- Requirements
In the post on the stages of a photographer's development, who was the in-studio guest for the "Blind Photo Critiques" on The Grid?

I was inspired to write this post after Wednesday’s “Blind Photo Critiques” on The Grid (Rick Sammon was my in-studio guest, and he was awesome, as always). When it comes to The Grid, we often get hundreds of submissions for these monthly Blind Critiques, but we only get to showing a handful on the air. One reason is — so many of the images are the same because so many photographers are stuck in a particular stage of their development, so their photos (even if they are of different types of subjects) look essentially the same. That’s why today I wanted to break these stages down so some folks might see which stage they’re at, and my advice on how to level up to the next stage.
I’m kinda “telling it like it is” here, speaking frankly and honestly — not to hurt feelings, but sugar coating all this doesn’t help move anybody further down their path. In fact, it almost reinforces why they should stay right where they are.
STAGE ONE: Camera Owner
You’ve been getting lots of good comments from friends on your Instagram posts taken with your cell phone’s camera — so much so that you decided to buy a “real camera.” You were pretty sure buying a nice camera like this was going to take your Instagram feed over the top, and your friends can’t wait to see you blow it up on Instagram now, but…not only do your photos not look better — they look worse. This thing is way more complicated than you thought, and just using it as a heavy-cell phone replacement isn’t giving you the amazing shots you thought you’d be getting. Here’s why: buying a DSLR or Mirrorless “real” camera doesn’t make you a photographer any more than buying a saxophone makes you a sax player. At this stage, you are simply “A camera owner,” and you’re just taking pictures (and you still call them “pictures”). Now that you’re struggling, you’re focused on trying to figure out setting, buried deep in the menus on the back of your camera, turn on the secret for making great photos. You know it’s in there somewhere — but where?

- Data rows
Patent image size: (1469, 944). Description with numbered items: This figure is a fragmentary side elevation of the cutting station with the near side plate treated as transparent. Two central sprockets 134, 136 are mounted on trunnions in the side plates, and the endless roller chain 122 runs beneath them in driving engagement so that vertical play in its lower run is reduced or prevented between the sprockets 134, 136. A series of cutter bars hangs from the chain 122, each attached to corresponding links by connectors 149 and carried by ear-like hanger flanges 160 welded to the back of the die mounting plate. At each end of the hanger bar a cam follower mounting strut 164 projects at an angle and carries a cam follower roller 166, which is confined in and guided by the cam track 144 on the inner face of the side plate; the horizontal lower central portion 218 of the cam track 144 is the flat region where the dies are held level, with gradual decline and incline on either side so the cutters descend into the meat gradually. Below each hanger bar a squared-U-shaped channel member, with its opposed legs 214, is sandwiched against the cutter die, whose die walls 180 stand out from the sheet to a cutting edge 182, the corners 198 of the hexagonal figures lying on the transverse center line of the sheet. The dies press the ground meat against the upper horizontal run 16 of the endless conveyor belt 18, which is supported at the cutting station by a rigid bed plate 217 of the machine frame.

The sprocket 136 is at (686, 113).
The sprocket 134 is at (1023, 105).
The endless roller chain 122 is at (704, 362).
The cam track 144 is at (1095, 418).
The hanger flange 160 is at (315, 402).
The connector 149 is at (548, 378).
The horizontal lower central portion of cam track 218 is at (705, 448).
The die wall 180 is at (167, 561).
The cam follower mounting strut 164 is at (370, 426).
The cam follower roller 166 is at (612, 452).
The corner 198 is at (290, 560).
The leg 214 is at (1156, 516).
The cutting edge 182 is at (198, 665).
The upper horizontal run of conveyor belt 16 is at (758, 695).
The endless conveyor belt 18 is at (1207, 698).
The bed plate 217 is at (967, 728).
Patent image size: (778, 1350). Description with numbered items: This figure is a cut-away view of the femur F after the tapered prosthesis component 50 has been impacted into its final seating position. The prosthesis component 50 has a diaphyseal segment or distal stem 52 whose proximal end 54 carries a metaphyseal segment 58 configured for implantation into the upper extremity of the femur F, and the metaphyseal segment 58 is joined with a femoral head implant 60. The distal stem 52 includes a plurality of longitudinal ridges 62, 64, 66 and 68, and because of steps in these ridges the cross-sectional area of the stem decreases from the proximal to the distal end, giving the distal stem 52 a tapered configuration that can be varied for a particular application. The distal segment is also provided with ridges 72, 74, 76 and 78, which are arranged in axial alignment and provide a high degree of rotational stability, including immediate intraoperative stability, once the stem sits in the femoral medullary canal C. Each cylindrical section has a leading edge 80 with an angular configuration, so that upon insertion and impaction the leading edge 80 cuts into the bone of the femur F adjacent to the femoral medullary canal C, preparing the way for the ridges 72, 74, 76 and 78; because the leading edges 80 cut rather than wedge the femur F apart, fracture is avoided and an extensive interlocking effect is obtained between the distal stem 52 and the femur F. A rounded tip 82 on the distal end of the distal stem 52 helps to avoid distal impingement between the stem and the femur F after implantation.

- Output
Rick Sammon